— Objective —
From the entries that follow, gather each line holding the word "title".

— Stored data entries —
-.-.-
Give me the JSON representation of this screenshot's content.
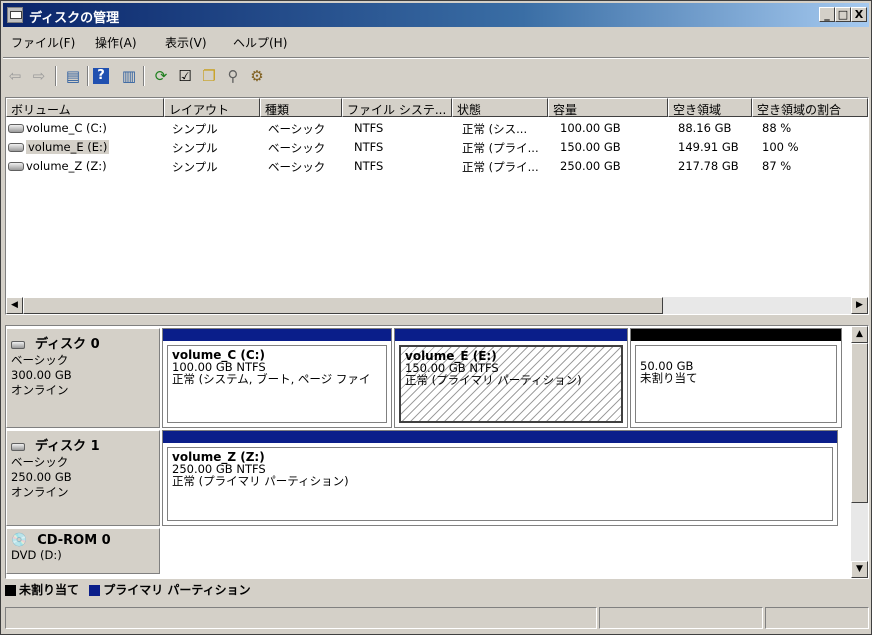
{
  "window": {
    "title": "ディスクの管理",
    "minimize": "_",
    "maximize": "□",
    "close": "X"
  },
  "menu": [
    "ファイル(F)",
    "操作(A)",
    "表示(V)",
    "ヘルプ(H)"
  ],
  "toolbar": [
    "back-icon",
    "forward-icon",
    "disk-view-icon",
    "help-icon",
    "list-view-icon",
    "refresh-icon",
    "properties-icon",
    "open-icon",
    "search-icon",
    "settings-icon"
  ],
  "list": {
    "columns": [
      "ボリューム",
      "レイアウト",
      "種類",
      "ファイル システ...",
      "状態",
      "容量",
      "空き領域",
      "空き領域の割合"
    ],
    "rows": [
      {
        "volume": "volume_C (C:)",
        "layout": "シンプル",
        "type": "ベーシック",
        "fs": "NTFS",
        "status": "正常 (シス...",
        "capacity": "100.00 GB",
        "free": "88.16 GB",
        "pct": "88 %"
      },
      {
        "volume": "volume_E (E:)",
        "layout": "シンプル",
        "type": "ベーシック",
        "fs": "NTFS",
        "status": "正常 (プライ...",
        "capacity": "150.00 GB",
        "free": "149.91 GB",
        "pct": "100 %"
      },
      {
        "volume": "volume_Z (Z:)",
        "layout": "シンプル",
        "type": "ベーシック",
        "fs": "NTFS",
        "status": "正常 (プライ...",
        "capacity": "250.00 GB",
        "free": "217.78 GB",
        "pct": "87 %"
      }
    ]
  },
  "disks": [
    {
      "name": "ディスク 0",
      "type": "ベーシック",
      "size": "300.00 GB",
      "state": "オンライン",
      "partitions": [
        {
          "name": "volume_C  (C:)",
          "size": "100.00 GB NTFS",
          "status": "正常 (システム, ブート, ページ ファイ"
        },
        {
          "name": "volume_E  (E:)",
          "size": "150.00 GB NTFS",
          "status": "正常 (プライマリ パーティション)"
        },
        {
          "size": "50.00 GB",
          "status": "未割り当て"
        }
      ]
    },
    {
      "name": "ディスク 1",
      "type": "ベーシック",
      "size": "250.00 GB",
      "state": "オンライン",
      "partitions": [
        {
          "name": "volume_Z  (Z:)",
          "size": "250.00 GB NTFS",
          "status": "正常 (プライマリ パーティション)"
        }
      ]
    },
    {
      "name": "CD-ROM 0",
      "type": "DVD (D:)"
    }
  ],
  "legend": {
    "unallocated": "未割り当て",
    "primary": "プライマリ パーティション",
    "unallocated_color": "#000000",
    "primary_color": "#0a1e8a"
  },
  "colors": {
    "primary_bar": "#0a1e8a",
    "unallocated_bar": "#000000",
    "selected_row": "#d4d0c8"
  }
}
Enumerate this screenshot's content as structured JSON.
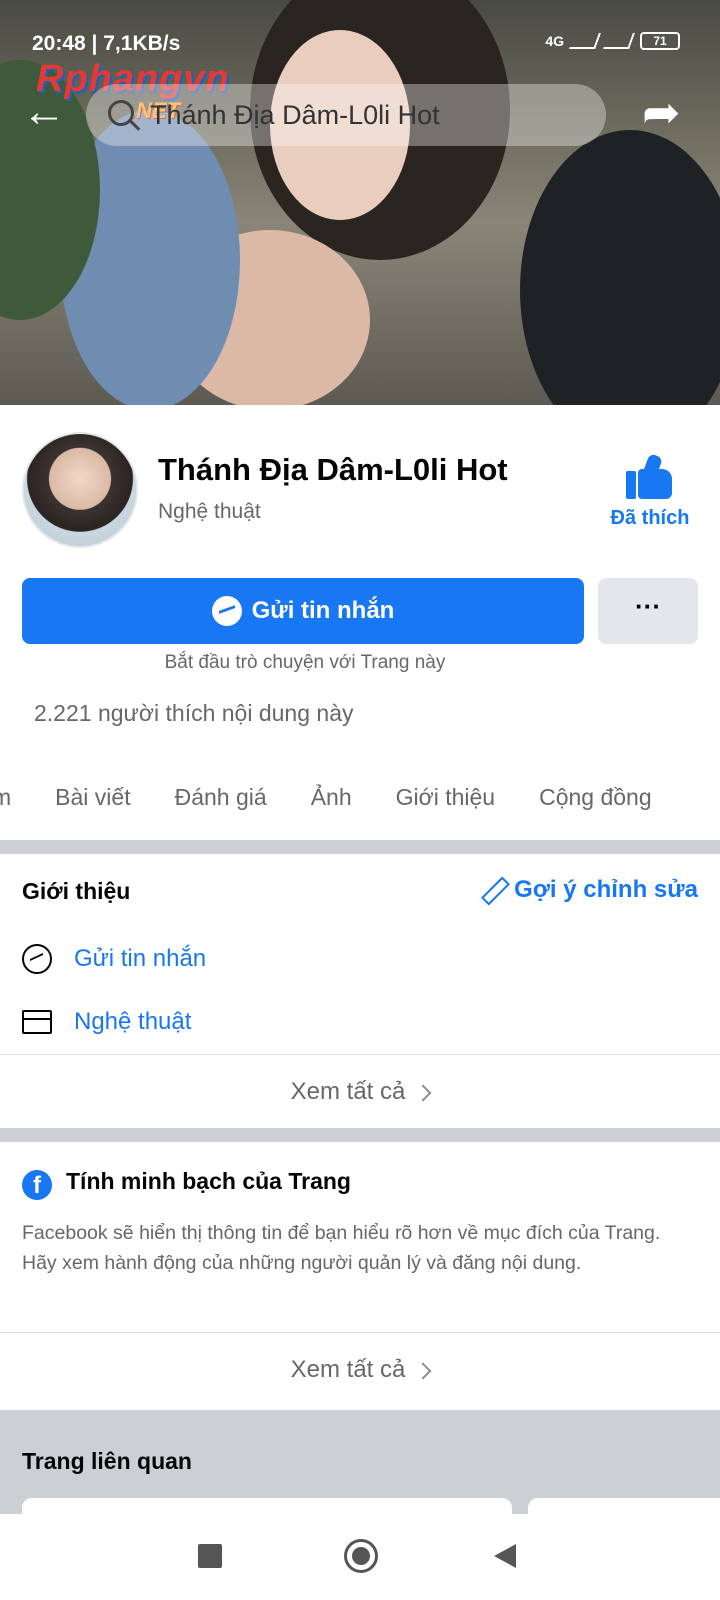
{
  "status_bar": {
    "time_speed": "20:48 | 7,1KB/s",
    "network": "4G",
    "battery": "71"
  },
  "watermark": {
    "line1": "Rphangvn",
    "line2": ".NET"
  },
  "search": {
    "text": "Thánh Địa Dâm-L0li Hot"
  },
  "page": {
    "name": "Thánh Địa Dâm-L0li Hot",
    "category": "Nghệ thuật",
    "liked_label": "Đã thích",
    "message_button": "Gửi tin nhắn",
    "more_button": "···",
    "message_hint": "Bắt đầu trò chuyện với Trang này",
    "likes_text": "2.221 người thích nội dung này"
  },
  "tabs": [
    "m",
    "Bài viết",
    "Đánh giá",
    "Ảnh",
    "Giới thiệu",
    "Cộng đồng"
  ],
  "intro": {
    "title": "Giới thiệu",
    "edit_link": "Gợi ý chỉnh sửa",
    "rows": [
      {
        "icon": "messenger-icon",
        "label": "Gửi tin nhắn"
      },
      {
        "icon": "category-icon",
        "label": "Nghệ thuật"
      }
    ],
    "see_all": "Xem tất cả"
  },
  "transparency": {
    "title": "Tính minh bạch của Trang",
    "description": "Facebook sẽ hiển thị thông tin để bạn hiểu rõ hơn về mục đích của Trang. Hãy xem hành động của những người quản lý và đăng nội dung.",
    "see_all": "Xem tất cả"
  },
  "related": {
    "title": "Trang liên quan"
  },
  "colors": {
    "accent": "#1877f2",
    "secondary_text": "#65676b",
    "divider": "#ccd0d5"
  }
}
-.-.-
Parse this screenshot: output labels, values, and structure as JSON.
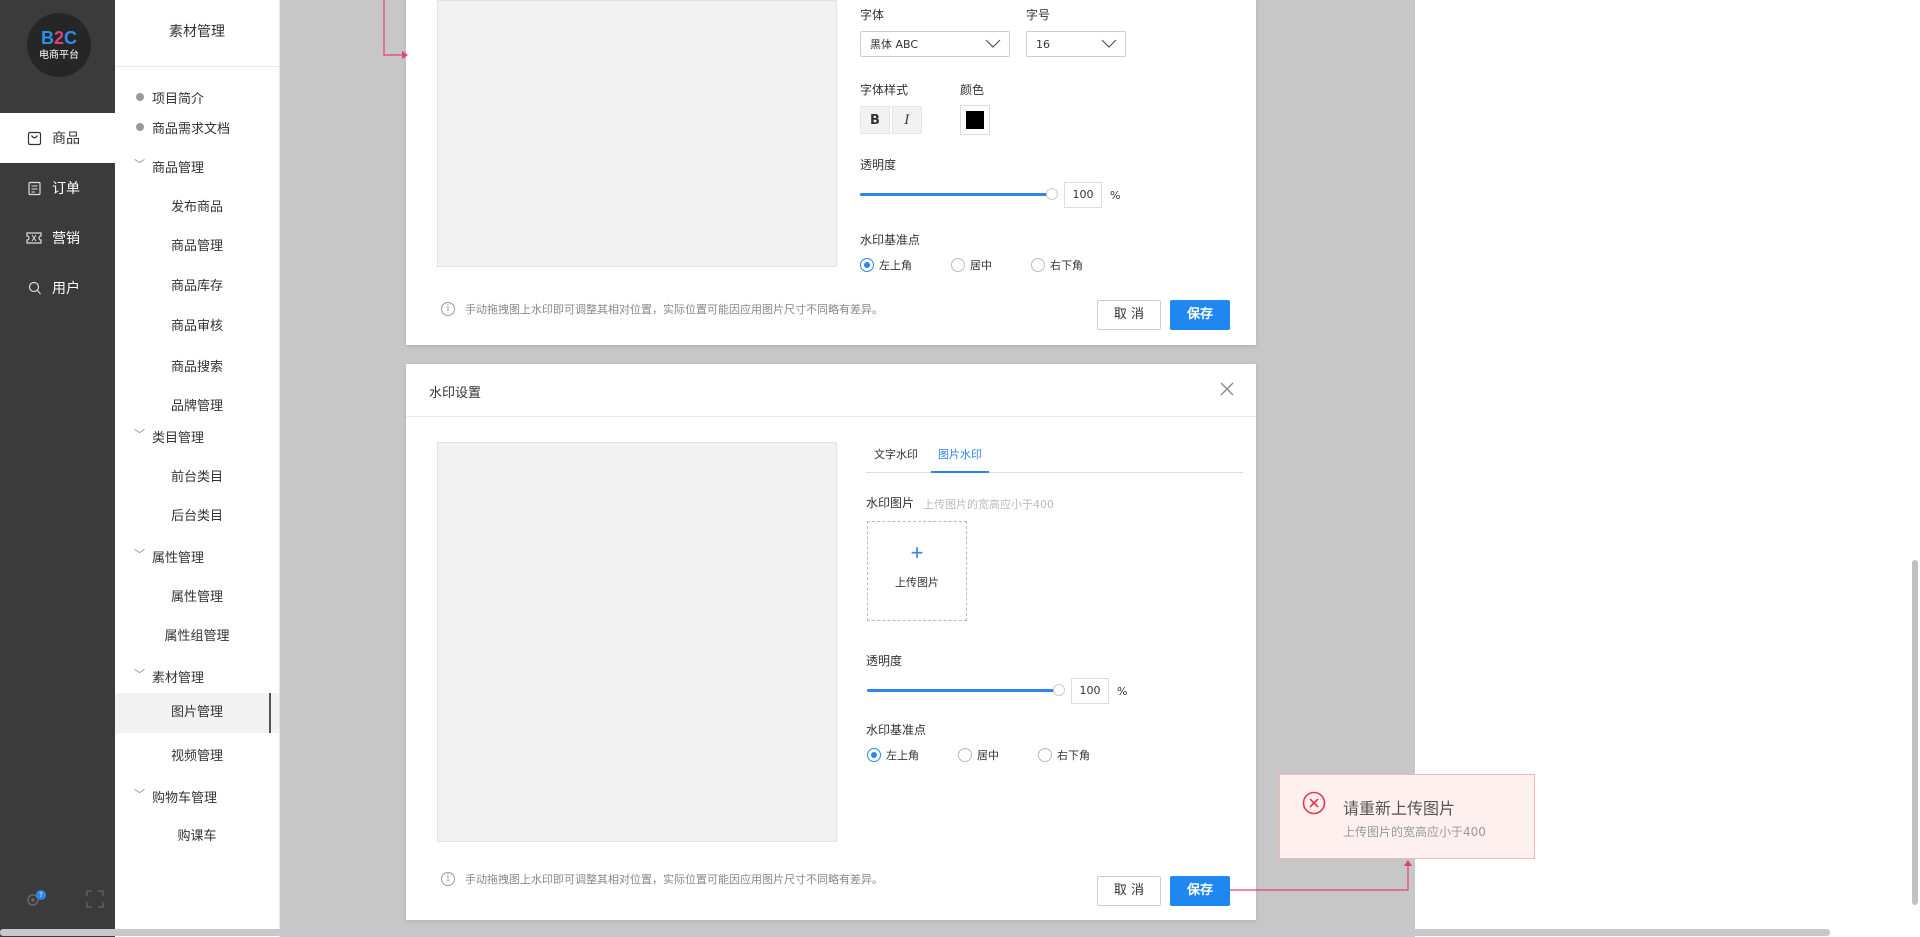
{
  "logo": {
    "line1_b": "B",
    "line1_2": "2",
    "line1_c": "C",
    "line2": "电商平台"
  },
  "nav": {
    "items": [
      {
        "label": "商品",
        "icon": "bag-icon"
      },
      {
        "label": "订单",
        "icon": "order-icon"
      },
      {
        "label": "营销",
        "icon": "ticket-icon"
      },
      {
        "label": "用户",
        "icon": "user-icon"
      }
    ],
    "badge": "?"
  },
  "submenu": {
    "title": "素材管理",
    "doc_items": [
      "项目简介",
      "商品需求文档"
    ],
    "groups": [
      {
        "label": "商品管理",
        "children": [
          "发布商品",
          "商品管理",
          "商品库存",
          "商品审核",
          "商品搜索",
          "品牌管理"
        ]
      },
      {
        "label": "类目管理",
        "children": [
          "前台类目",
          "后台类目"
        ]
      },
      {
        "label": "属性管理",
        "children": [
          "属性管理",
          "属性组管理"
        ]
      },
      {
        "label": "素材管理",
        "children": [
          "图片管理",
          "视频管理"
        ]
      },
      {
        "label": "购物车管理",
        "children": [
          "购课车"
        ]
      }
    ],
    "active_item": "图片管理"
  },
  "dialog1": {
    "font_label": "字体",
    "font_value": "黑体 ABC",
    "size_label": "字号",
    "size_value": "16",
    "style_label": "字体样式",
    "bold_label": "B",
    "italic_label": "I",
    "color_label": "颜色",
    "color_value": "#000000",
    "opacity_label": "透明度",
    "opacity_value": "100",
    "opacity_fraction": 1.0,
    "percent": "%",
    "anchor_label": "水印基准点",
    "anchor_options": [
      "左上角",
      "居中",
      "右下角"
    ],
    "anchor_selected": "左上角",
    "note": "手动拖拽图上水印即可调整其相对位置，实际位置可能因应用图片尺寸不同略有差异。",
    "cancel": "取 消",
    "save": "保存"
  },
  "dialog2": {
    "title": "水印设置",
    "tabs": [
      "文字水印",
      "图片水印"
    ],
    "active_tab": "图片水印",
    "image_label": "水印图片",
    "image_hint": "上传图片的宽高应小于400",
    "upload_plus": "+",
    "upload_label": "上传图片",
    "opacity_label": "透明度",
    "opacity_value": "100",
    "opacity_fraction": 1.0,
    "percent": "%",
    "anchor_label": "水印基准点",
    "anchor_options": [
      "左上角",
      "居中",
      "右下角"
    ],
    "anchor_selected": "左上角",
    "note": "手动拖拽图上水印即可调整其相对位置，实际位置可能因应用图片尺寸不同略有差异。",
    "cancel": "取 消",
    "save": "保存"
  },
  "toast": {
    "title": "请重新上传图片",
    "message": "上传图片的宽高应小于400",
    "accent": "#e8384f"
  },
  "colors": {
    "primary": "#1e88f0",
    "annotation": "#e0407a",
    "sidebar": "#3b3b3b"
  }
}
-.-.-
— Correct output —
    "title": "ディスクの管理",
    "title": "Giới thiệu",
    "title": "Tính minh bạch của Trang",
    "title": "Trang liên quan"
    "title": "素材管理",
    "title": "水印设置",
    "title": "请重新上传图片",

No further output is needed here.